Supplied records.
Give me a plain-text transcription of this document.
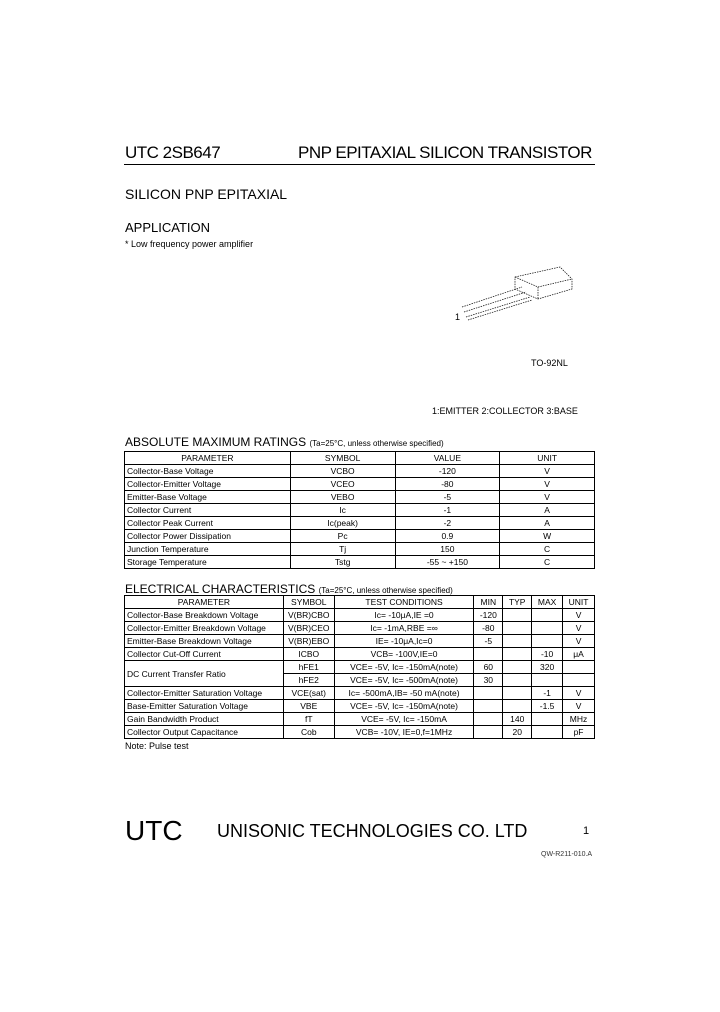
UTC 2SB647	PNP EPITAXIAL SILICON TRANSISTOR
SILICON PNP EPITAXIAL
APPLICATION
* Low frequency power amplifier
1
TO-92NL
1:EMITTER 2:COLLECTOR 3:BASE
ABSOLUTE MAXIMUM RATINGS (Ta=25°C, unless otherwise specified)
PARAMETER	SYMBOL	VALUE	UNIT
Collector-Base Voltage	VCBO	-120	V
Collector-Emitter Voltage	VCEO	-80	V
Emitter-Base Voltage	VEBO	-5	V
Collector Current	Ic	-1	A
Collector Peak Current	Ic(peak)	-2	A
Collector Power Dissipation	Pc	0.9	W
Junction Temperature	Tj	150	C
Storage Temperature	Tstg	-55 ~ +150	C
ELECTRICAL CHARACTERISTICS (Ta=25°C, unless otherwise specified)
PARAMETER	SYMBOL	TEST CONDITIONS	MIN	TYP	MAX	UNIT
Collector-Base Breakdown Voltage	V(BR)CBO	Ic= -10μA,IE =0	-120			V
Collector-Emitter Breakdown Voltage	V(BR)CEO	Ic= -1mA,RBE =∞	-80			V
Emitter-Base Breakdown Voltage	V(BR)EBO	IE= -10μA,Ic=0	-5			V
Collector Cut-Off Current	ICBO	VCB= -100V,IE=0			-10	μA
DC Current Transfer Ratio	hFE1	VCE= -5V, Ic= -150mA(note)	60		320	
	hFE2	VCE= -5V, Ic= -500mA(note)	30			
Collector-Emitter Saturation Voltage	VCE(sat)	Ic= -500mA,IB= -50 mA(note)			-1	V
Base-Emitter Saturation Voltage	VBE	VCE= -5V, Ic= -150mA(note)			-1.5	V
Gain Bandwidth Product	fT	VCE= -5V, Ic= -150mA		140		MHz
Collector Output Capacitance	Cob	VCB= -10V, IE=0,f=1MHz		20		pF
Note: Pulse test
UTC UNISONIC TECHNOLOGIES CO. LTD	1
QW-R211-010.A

Your goal. Transcribe the whole listing exactly. Pictures stay out of your copy.

Task answer.
Give me a plain-text transcription of this document.
UTC 2SB647	PNP EPITAXIAL SILICON TRANSISTOR
SILICON PNP EPITAXIAL
APPLICATION
* Low frequency power amplifier
1
TO-92NL
1:EMITTER 2:COLLECTOR 3:BASE
ABSOLUTE MAXIMUM RATINGS (Ta=25°C, unless otherwise specified)
PARAMETER	SYMBOL	VALUE	UNIT
Collector-Base Voltage	VCBO	-120	V
Collector-Emitter Voltage	VCEO	-80	V
Emitter-Base Voltage	VEBO	-5	V
Collector Current	Ic	-1	A
Collector Peak Current	Ic(peak)	-2	A
Collector Power Dissipation	Pc	0.9	W
Junction Temperature	Tj	150	C
Storage Temperature	Tstg	-55 ~ +150	C
ELECTRICAL CHARACTERISTICS (Ta=25°C, unless otherwise specified)
PARAMETER	SYMBOL	TEST CONDITIONS	MIN	TYP	MAX	UNIT
Collector-Base Breakdown Voltage	V(BR)CBO	Ic= -10μA,IE =0	-120			V
Collector-Emitter Breakdown Voltage	V(BR)CEO	Ic= -1mA,RBE =∞	-80			V
Emitter-Base Breakdown Voltage	V(BR)EBO	IE= -10μA,Ic=0	-5			V
Collector Cut-Off Current	ICBO	VCB= -100V,IE=0			-10	μA
DC Current Transfer Ratio	hFE1	VCE= -5V, Ic= -150mA(note)	60		320	
	hFE2	VCE= -5V, Ic= -500mA(note)	30			
Collector-Emitter Saturation Voltage	VCE(sat)	Ic= -500mA,IB= -50 mA(note)			-1	V
Base-Emitter Saturation Voltage	VBE	VCE= -5V, Ic= -150mA(note)			-1.5	V
Gain Bandwidth Product	fT	VCE= -5V, Ic= -150mA		140		MHz
Collector Output Capacitance	Cob	VCB= -10V, IE=0,f=1MHz		20		pF
Note: Pulse test
UTC UNISONIC TECHNOLOGIES CO. LTD	1
QW-R211-010.A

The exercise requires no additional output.